▶ Raw data
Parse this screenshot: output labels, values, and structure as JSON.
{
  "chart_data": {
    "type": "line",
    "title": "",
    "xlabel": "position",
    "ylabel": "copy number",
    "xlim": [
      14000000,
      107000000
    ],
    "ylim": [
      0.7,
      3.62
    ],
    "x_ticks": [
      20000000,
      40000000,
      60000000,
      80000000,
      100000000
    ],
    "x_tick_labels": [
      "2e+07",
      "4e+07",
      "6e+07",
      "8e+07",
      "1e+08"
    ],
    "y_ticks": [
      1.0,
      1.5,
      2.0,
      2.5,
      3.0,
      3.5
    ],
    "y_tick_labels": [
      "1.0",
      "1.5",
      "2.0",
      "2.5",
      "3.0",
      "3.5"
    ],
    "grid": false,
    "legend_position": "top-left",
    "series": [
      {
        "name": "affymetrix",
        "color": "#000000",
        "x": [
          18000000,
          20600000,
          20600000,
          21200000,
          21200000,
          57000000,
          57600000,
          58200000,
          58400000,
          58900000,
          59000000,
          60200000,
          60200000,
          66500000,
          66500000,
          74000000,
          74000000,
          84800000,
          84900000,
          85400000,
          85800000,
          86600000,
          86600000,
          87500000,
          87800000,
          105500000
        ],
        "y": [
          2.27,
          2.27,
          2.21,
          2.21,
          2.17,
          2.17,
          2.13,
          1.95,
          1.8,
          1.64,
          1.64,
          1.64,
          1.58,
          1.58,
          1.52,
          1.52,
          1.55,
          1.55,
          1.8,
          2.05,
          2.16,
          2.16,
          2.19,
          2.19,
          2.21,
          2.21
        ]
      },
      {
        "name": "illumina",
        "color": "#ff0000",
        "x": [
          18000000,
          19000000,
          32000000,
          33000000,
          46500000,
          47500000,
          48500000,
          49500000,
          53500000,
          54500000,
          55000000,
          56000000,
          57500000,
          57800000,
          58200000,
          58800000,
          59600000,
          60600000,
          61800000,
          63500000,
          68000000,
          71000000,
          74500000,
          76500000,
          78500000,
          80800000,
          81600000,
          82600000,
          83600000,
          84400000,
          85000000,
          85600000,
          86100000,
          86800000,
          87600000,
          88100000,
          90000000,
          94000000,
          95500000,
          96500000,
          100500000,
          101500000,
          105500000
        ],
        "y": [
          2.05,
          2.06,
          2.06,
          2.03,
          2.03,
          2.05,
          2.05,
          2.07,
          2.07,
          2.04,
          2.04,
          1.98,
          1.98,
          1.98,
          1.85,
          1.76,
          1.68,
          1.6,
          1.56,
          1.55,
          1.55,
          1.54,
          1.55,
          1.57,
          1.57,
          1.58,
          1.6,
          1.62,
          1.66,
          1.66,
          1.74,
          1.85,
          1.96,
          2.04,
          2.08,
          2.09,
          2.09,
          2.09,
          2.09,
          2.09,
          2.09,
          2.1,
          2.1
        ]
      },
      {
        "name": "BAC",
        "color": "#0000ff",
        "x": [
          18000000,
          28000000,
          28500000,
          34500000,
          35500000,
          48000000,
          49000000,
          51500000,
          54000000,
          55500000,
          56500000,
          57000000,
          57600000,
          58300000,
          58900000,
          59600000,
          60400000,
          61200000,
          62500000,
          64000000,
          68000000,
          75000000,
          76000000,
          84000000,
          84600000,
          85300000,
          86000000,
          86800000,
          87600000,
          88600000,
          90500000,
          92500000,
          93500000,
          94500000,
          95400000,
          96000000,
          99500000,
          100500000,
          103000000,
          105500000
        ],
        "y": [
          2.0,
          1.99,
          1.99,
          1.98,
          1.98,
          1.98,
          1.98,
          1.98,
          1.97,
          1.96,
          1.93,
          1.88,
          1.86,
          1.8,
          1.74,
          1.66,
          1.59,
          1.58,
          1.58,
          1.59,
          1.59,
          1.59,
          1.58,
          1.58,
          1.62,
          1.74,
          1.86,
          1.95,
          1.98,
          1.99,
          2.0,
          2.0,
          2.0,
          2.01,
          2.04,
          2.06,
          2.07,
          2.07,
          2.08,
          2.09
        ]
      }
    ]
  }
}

▶ What to produce
Only the count is wanted: report how many lines of the material above hold the word "name".

▶ Solution to this task
3